- _To do_
Quote all of the entries word for word.

- _Working data_
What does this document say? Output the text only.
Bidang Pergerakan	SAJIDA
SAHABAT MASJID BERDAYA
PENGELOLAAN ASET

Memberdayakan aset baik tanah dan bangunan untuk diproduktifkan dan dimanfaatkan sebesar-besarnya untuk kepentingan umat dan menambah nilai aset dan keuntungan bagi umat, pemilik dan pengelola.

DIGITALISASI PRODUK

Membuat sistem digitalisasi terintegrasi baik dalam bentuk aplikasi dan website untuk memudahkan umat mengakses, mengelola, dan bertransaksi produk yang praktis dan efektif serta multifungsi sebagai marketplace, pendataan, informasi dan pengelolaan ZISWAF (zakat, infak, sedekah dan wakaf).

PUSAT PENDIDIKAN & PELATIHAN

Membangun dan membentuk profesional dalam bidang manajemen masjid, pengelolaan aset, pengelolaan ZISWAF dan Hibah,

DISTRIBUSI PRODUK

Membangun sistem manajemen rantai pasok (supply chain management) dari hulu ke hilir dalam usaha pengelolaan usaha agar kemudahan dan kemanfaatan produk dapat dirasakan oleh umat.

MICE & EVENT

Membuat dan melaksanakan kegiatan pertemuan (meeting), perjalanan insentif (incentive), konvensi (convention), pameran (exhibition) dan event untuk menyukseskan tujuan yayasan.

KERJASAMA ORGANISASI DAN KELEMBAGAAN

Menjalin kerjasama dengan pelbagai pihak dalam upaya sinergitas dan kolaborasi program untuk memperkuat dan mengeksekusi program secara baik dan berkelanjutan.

- _Solution to this task_
What does this document say? Output the text only.
Bidang Pergerakan	SAJIDA
SAHABAT MASJID BERDAYA
PENGELOLAAN ASET

Memberdayakan aset baik tanah dan bangunan untuk diproduktifkan dan dimanfaatkan sebesar-besarnya untuk kepentingan umat dan menambah nilai aset dan keuntungan bagi umat, pemilik dan pengelola.

DIGITALISASI PRODUK

Membuat sistem digitalisasi terintegrasi baik dalam bentuk aplikasi dan website untuk memudahkan umat mengakses, mengelola, dan bertransaksi produk yang praktis dan efektif serta multifungsi sebagai marketplace, pendataan, informasi dan pengelolaan ZISWAF (zakat, infak, sedekah dan wakaf).

PUSAT PENDIDIKAN & PELATIHAN

Membangun dan membentuk profesional dalam bidang manajemen masjid, pengelolaan aset, pengelolaan ZISWAF dan Hibah,

DISTRIBUSI PRODUK

Membangun sistem manajemen rantai pasok (supply chain management) dari hulu ke hilir dalam usaha pengelolaan usaha agar kemudahan dan kemanfaatan produk dapat dirasakan oleh umat.

MICE & EVENT

Membuat dan melaksanakan kegiatan pertemuan (meeting), perjalanan insentif (incentive), konvensi (convention), pameran (exhibition) dan event untuk menyukseskan tujuan yayasan.

KERJASAMA ORGANISASI DAN KELEMBAGAAN

Menjalin kerjasama dengan pelbagai pihak dalam upaya sinergitas dan kolaborasi program untuk memperkuat dan mengeksekusi program secara baik dan berkelanjutan.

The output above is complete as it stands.